▶ **PROVIDED DATA**

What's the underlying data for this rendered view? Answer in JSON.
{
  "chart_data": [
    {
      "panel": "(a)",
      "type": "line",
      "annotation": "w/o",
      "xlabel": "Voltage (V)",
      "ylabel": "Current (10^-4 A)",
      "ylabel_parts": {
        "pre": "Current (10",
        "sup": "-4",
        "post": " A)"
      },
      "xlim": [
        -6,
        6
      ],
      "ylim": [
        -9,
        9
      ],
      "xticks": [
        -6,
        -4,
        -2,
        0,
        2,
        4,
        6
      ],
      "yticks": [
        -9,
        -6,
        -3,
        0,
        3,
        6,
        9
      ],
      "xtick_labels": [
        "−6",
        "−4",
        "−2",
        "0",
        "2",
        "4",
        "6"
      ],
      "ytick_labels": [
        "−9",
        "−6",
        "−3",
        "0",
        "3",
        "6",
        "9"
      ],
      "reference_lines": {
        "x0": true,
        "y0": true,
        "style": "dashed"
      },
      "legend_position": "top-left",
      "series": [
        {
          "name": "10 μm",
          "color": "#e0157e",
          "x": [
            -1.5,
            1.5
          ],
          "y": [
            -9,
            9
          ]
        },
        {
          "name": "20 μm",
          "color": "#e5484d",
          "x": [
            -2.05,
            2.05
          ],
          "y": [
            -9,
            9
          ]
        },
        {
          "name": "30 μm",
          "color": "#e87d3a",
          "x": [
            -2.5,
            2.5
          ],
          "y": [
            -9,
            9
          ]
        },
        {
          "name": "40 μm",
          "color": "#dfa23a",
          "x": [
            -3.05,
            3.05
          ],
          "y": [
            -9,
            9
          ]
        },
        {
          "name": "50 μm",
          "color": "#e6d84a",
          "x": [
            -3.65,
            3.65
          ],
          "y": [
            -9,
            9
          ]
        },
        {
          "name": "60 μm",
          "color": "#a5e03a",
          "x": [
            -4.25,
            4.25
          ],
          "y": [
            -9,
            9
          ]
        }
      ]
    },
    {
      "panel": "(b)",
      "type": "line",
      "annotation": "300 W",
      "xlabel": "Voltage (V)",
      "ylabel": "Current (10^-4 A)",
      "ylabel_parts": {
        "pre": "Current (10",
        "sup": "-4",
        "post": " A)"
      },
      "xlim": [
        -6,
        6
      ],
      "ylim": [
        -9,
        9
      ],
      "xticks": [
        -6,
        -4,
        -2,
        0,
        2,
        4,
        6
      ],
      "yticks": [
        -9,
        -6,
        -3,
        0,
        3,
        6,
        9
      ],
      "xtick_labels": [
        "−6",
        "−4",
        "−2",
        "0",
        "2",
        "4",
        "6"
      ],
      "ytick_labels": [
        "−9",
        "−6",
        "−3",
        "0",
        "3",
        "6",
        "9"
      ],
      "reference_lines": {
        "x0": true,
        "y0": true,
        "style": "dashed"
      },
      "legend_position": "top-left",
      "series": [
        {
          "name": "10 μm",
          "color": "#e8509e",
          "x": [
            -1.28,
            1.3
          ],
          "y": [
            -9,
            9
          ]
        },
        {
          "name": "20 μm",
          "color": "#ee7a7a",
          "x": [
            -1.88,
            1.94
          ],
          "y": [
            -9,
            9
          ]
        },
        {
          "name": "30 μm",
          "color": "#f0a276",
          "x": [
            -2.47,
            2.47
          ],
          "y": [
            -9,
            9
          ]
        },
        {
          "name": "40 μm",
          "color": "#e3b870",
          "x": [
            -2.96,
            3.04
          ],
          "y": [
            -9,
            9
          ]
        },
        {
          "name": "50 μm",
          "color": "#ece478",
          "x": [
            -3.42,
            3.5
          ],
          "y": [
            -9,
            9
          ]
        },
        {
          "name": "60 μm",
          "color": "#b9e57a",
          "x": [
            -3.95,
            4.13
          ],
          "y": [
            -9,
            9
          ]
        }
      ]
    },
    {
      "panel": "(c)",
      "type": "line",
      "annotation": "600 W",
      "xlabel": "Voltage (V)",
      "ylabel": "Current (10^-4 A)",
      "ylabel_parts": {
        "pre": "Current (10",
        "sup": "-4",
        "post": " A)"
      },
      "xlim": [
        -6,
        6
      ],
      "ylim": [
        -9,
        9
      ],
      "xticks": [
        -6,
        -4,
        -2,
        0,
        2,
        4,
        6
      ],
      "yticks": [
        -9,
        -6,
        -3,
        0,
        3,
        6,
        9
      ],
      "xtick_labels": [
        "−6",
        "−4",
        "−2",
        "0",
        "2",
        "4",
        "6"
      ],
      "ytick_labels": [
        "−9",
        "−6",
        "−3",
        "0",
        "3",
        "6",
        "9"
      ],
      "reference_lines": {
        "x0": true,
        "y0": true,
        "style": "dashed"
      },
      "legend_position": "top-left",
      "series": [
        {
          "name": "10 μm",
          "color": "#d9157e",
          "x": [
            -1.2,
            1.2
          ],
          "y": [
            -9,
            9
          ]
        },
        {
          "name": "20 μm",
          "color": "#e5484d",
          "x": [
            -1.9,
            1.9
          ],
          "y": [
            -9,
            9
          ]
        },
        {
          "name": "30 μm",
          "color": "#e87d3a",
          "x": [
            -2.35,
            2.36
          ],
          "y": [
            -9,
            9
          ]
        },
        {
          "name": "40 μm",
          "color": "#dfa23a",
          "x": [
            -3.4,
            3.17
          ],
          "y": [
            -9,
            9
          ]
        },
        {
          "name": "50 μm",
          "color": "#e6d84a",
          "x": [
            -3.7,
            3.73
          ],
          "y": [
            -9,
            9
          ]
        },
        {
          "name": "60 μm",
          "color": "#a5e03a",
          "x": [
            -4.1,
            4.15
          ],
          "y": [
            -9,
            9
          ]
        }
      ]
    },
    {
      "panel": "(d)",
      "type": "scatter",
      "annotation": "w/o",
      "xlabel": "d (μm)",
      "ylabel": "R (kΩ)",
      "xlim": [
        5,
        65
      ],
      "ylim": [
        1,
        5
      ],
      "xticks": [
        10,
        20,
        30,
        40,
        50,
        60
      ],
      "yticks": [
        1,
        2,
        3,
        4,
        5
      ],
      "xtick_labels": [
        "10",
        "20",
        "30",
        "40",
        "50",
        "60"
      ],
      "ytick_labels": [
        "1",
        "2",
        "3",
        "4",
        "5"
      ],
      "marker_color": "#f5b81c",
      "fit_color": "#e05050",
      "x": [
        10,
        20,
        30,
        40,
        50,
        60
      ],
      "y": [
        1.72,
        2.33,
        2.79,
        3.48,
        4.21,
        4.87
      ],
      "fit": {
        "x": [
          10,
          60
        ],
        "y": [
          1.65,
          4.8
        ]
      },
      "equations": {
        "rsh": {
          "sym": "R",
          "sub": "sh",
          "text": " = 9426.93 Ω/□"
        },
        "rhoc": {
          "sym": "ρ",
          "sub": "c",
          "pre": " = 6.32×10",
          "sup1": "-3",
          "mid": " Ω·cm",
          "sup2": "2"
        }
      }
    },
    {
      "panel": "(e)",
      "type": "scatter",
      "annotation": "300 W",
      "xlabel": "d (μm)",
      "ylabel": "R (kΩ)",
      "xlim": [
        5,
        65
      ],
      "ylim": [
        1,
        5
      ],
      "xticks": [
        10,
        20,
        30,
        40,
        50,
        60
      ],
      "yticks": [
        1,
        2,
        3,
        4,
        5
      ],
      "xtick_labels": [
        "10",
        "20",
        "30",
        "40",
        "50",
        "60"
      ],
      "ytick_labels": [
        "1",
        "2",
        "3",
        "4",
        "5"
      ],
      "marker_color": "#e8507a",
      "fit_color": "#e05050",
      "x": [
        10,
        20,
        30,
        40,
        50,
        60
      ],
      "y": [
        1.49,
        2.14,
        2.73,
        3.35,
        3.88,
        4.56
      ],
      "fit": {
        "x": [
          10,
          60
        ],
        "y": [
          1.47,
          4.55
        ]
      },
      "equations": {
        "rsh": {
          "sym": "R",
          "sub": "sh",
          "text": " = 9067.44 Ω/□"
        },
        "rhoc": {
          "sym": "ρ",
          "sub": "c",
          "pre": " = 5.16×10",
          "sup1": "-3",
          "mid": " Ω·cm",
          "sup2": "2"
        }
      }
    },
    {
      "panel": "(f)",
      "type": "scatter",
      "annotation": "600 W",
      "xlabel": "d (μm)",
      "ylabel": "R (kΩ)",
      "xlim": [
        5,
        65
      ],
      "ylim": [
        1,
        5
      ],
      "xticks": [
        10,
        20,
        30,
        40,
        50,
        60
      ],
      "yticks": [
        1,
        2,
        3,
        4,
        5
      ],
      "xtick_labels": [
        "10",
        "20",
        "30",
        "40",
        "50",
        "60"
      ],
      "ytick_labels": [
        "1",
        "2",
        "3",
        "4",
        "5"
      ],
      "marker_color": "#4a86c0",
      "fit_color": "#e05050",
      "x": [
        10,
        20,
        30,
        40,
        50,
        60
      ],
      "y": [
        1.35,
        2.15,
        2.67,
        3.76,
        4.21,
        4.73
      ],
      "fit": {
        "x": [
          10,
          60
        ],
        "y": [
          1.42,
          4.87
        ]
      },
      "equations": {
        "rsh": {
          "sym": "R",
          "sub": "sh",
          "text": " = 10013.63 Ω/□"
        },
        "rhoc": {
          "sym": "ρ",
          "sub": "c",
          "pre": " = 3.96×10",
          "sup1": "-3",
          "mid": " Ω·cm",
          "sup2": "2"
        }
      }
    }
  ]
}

▶ **WRITTEN EXERCISE**
Report only the count of lines that include the string "text".

▶ **ANSWER TO THIS PROBLEM**
3